To do:
Looking at the data below, count the lines that contain the string "name". Write only the total.

Stored data:
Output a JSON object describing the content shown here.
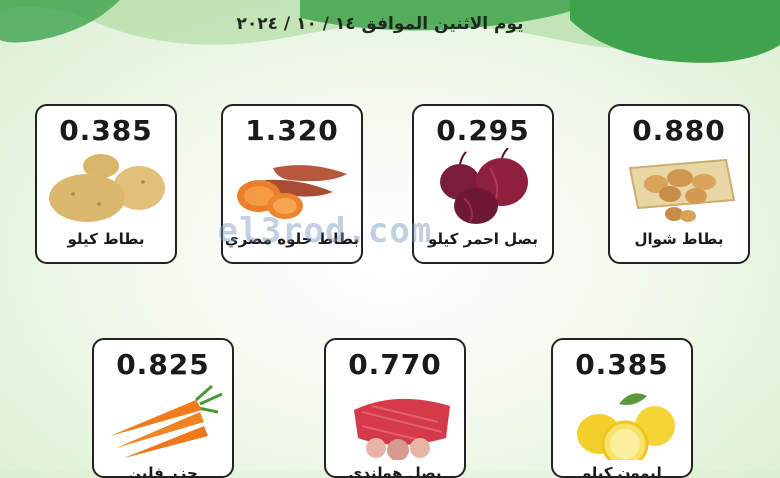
{
  "header": {
    "date_text": "يوم الاثنين الموافق ١٤ / ١٠ / ٢٠٢٤",
    "wave_colors": [
      "#3fa34d",
      "#a8d89a"
    ]
  },
  "watermark": {
    "text": "el3rod.com"
  },
  "products": [
    {
      "price": "0.880",
      "name": "بطاط شوال",
      "icon": "potato-sack-icon"
    },
    {
      "price": "0.295",
      "name": "بصل احمر كيلو",
      "icon": "red-onion-icon"
    },
    {
      "price": "1.320",
      "name": "بطاط حلوه مصري",
      "icon": "sweet-potato-icon"
    },
    {
      "price": "0.385",
      "name": "بطاط كيلو",
      "icon": "potato-icon"
    },
    {
      "price": "0.385",
      "name": "ليمون كيلو",
      "icon": "lemon-icon"
    },
    {
      "price": "0.770",
      "name": "بصل هولندي",
      "icon": "onion-bag-icon"
    },
    {
      "price": "0.825",
      "name": "جزر فلين",
      "icon": "carrot-icon"
    }
  ]
}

Answer for the task:
7